Can the data below be set down again exactly, line for line?

[START OF Records]

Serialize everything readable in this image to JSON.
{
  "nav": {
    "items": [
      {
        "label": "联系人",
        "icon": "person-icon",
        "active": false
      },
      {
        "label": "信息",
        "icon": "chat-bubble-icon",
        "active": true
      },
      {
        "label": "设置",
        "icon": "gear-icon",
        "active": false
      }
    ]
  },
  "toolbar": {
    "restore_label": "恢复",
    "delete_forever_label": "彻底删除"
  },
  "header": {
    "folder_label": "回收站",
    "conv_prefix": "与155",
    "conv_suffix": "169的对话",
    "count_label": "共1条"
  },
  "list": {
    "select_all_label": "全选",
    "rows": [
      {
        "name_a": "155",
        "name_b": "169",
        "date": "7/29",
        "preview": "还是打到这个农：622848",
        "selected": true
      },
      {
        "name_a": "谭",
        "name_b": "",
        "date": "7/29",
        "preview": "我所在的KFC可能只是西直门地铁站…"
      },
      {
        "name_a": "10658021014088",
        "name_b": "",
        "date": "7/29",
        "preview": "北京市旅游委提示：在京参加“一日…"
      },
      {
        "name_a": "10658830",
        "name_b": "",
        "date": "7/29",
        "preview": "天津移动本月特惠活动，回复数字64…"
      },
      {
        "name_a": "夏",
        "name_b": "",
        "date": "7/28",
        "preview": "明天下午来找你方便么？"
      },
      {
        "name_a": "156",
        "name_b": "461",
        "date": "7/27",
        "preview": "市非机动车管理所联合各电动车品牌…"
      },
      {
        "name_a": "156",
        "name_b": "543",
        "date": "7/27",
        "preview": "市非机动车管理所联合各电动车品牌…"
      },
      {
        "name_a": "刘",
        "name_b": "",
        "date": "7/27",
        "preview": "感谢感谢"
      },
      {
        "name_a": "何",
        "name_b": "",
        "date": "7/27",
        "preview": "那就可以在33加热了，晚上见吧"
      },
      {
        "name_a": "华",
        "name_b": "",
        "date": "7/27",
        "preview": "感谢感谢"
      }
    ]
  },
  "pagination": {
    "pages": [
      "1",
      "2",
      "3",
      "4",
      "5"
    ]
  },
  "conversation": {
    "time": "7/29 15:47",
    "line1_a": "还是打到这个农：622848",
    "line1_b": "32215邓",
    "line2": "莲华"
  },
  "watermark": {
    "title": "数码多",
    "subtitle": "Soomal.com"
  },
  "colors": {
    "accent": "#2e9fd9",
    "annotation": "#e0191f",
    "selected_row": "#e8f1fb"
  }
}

[END OF Records]

Exercise solution:
Serialize everything readable in this image to JSON.
{
  "nav": {
    "items": [
      {
        "label": "联系人",
        "icon": "person-icon",
        "active": false
      },
      {
        "label": "信息",
        "icon": "chat-bubble-icon",
        "active": true
      },
      {
        "label": "设置",
        "icon": "gear-icon",
        "active": false
      }
    ]
  },
  "toolbar": {
    "restore_label": "恢复",
    "delete_forever_label": "彻底删除"
  },
  "header": {
    "folder_label": "回收站",
    "conv_prefix": "与155",
    "conv_suffix": "169的对话",
    "count_label": "共1条"
  },
  "list": {
    "select_all_label": "全选",
    "rows": [
      {
        "name_a": "155",
        "name_b": "169",
        "date": "7/29",
        "preview": "还是打到这个农：622848",
        "selected": true
      },
      {
        "name_a": "谭",
        "name_b": "",
        "date": "7/29",
        "preview": "我所在的KFC可能只是西直门地铁站…"
      },
      {
        "name_a": "10658021014088",
        "name_b": "",
        "date": "7/29",
        "preview": "北京市旅游委提示：在京参加“一日…"
      },
      {
        "name_a": "10658830",
        "name_b": "",
        "date": "7/29",
        "preview": "天津移动本月特惠活动，回复数字64…"
      },
      {
        "name_a": "夏",
        "name_b": "",
        "date": "7/28",
        "preview": "明天下午来找你方便么？"
      },
      {
        "name_a": "156",
        "name_b": "461",
        "date": "7/27",
        "preview": "市非机动车管理所联合各电动车品牌…"
      },
      {
        "name_a": "156",
        "name_b": "543",
        "date": "7/27",
        "preview": "市非机动车管理所联合各电动车品牌…"
      },
      {
        "name_a": "刘",
        "name_b": "",
        "date": "7/27",
        "preview": "感谢感谢"
      },
      {
        "name_a": "何",
        "name_b": "",
        "date": "7/27",
        "preview": "那就可以在33加热了，晚上见吧"
      },
      {
        "name_a": "华",
        "name_b": "",
        "date": "7/27",
        "preview": "感谢感谢"
      }
    ]
  },
  "pagination": {
    "pages": [
      "1",
      "2",
      "3",
      "4",
      "5"
    ]
  },
  "conversation": {
    "time": "7/29 15:47",
    "line1_a": "还是打到这个农：622848",
    "line1_b": "32215邓",
    "line2": "莲华"
  },
  "watermark": {
    "title": "数码多",
    "subtitle": "Soomal.com"
  },
  "colors": {
    "accent": "#2e9fd9",
    "annotation": "#e0191f",
    "selected_row": "#e8f1fb"
  }
}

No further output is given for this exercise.